- The records

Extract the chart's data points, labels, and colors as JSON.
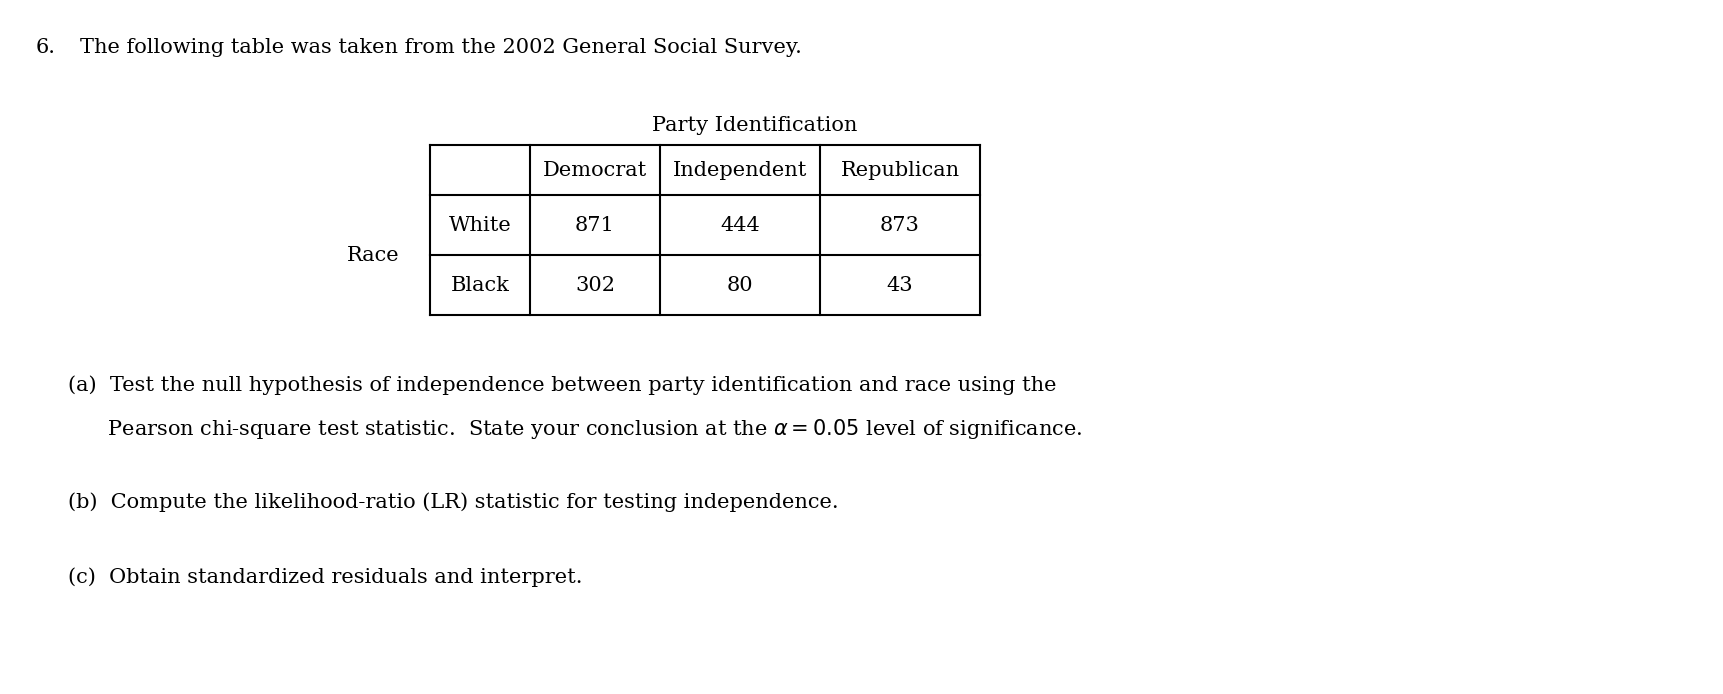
{
  "title_number": "6.",
  "title_text": "The following table was taken from the 2002 General Social Survey.",
  "table_title": "Party Identification",
  "row_label": "Race",
  "col_headers": [
    "Democrat",
    "Independent",
    "Republican"
  ],
  "row_headers": [
    "White",
    "Black"
  ],
  "data": [
    [
      871,
      444,
      873
    ],
    [
      302,
      80,
      43
    ]
  ],
  "line1_a": "(a)  Test the null hypothesis of independence between party identification and race using the",
  "line2_a": "      Pearson chi-square test statistic.  State your conclusion at the $\\alpha = 0.05$ level of significance.",
  "part_b": "(b)  Compute the likelihood-ratio (LR) statistic for testing independence.",
  "part_c": "(c)  Obtain standardized residuals and interpret.",
  "font_family": "DejaVu Serif",
  "font_size": 15,
  "bg_color": "#ffffff",
  "text_color": "#000000"
}
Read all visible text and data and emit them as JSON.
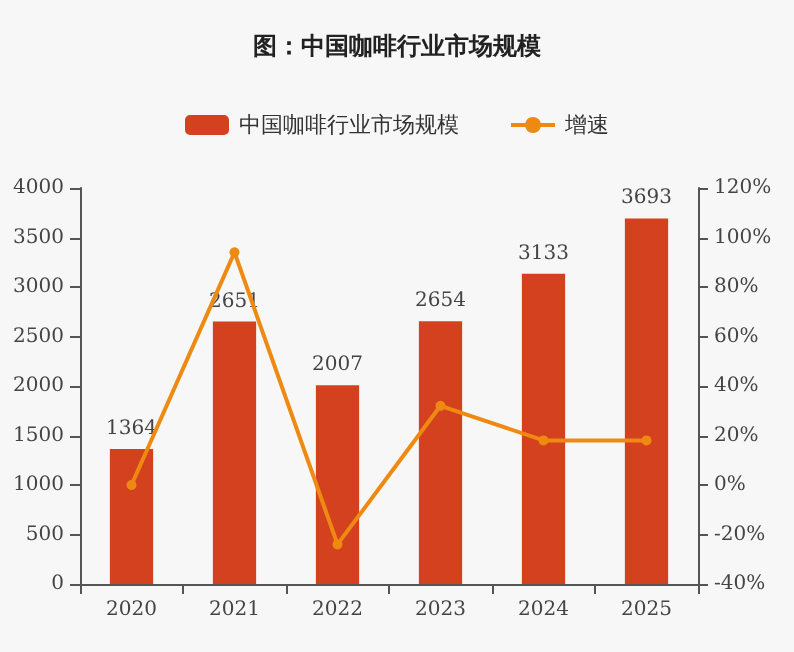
{
  "chart_data": {
    "type": "bar",
    "title": "图：中国咖啡行业市场规模",
    "categories": [
      "2020",
      "2021",
      "2022",
      "2023",
      "2024",
      "2025"
    ],
    "series": [
      {
        "name": "中国咖啡行业市场规模",
        "color": "#d4411e",
        "values": [
          1364,
          2651,
          2007,
          2654,
          3133,
          3693
        ],
        "data_labels": true
      },
      {
        "name": "增速",
        "type": "line",
        "axis": "y2",
        "color": "#ee8a12",
        "marker": "circle",
        "values": [
          0,
          94,
          -24,
          32,
          18,
          18
        ]
      }
    ],
    "ylim": [
      0,
      4000
    ],
    "yticks": [
      0,
      500,
      1000,
      1500,
      2000,
      2500,
      3000,
      3500,
      4000
    ],
    "y2lim": [
      -40,
      120
    ],
    "y2ticks": [
      {
        "value": -40,
        "label": "-40%"
      },
      {
        "value": -20,
        "label": "-20%"
      },
      {
        "value": 0,
        "label": "0%"
      },
      {
        "value": 20,
        "label": "20%"
      },
      {
        "value": 40,
        "label": "40%"
      },
      {
        "value": 60,
        "label": "60%"
      },
      {
        "value": 80,
        "label": "80%"
      },
      {
        "value": 100,
        "label": "100%"
      },
      {
        "value": 120,
        "label": "120%"
      }
    ],
    "grid": false,
    "legend": "top"
  }
}
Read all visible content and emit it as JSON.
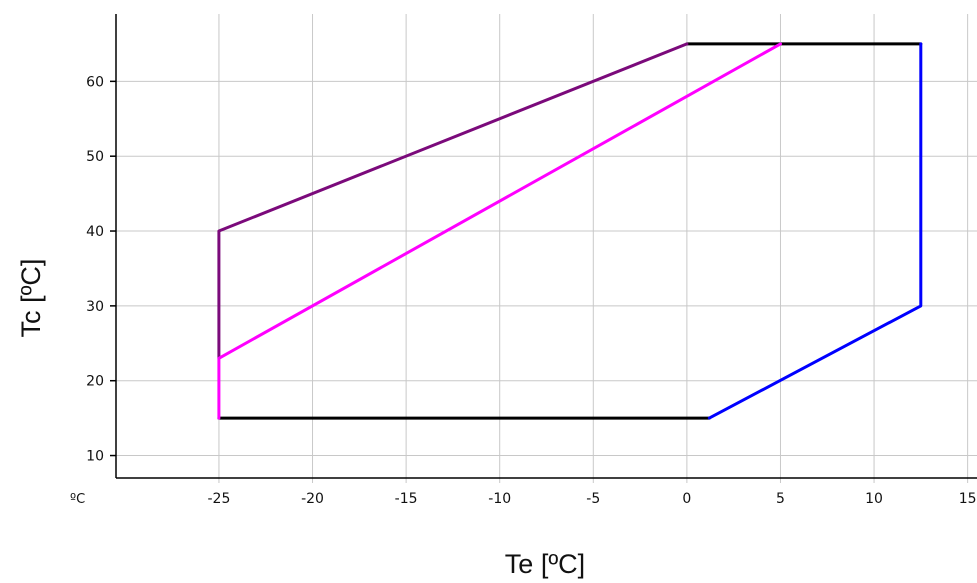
{
  "chart_data": {
    "type": "line",
    "title": "",
    "xlabel": "Te [ºC]",
    "ylabel": "Tc [ºC]",
    "corner_unit": "ºC",
    "xlim": [
      -30.5,
      15.5
    ],
    "ylim": [
      7,
      69
    ],
    "xticks": [
      -25,
      -20,
      -15,
      -10,
      -5,
      0,
      5,
      10,
      15
    ],
    "yticks": [
      10,
      20,
      30,
      40,
      50,
      60
    ],
    "x_tick_labels": [
      "-25",
      "-20",
      "-15",
      "-10",
      "-5",
      "0",
      "5",
      "10",
      "15"
    ],
    "y_tick_labels": [
      "10",
      "20",
      "30",
      "40",
      "50",
      "60"
    ],
    "grid": true,
    "grid_color": "#c8c8c8",
    "axis_color": "#000000",
    "series": [
      {
        "color": "#000000",
        "x": [
          1.2,
          -25
        ],
        "y": [
          15,
          15
        ]
      },
      {
        "color": "#000000",
        "x": [
          0,
          12.5
        ],
        "y": [
          65,
          65
        ]
      },
      {
        "color": "#0000ff",
        "x": [
          1.2,
          12.5,
          12.5
        ],
        "y": [
          15,
          30,
          65
        ]
      },
      {
        "color": "#7b0a7b",
        "x": [
          -25,
          -25,
          0
        ],
        "y": [
          23,
          40,
          65
        ]
      },
      {
        "color": "#ff00ff",
        "x": [
          -25,
          -25,
          5
        ],
        "y": [
          15,
          23,
          65
        ]
      }
    ]
  }
}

- Task prompt
Copy out each line of the entries that holds "visible".

- Expected answer
Read all visible text and data and emit them as JSON.
Read all visible content and emit it as JSON.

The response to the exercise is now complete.